_Exercise requirements:_ Quote the data below in full, please, without altering anything.
------------------------------------------------
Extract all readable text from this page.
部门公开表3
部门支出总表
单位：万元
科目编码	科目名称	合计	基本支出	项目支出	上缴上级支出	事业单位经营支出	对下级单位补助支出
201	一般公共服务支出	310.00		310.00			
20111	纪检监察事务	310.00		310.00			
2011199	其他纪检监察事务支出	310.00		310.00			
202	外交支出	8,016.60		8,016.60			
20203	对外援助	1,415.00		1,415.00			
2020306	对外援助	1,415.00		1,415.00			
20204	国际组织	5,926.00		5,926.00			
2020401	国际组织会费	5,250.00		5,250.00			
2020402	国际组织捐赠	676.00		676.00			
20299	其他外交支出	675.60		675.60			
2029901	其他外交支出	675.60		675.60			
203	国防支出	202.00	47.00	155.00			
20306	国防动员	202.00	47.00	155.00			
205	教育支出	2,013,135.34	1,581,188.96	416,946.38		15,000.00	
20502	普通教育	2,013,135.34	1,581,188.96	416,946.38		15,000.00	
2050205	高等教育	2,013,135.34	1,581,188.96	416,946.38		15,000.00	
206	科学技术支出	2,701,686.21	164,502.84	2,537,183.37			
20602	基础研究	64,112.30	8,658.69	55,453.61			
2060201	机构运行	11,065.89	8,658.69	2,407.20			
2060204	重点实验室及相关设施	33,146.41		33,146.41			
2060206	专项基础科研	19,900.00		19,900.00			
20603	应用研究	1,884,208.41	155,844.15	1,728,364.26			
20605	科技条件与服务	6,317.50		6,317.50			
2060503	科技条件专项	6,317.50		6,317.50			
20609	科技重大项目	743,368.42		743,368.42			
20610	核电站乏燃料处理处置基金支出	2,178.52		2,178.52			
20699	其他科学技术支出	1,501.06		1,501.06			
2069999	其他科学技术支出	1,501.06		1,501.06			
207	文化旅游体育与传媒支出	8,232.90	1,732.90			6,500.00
------------------------------------------------
_Complete answer:_
Extract all readable text from this page.
部门公开表3
部门支出总表
单位：万元
科目编码	科目名称	合计	基本支出	项目支出	上缴上级支出	事业单位经营支出	对下级单位补助支出
201	一般公共服务支出	310.00		310.00			
20111	纪检监察事务	310.00		310.00			
2011199	其他纪检监察事务支出	310.00		310.00			
202	外交支出	8,016.60		8,016.60			
20203	对外援助	1,415.00		1,415.00			
2020306	对外援助	1,415.00		1,415.00			
20204	国际组织	5,926.00		5,926.00			
2020401	国际组织会费	5,250.00		5,250.00			
2020402	国际组织捐赠	676.00		676.00			
20299	其他外交支出	675.60		675.60			
2029901	其他外交支出	675.60		675.60			
203	国防支出	202.00	47.00	155.00			
20306	国防动员	202.00	47.00	155.00			
205	教育支出	2,013,135.34	1,581,188.96	416,946.38		15,000.00	
20502	普通教育	2,013,135.34	1,581,188.96	416,946.38		15,000.00	
2050205	高等教育	2,013,135.34	1,581,188.96	416,946.38		15,000.00	
206	科学技术支出	2,701,686.21	164,502.84	2,537,183.37			
20602	基础研究	64,112.30	8,658.69	55,453.61			
2060201	机构运行	11,065.89	8,658.69	2,407.20			
2060204	重点实验室及相关设施	33,146.41		33,146.41			
2060206	专项基础科研	19,900.00		19,900.00			
20603	应用研究	1,884,208.41	155,844.15	1,728,364.26			
20605	科技条件与服务	6,317.50		6,317.50			
2060503	科技条件专项	6,317.50		6,317.50			
20609	科技重大项目	743,368.42		743,368.42			
20610	核电站乏燃料处理处置基金支出	2,178.52		2,178.52			
20699	其他科学技术支出	1,501.06		1,501.06			
2069999	其他科学技术支出	1,501.06		1,501.06			
207	文化旅游体育与传媒支出	8,232.90	1,732.90			6,500.00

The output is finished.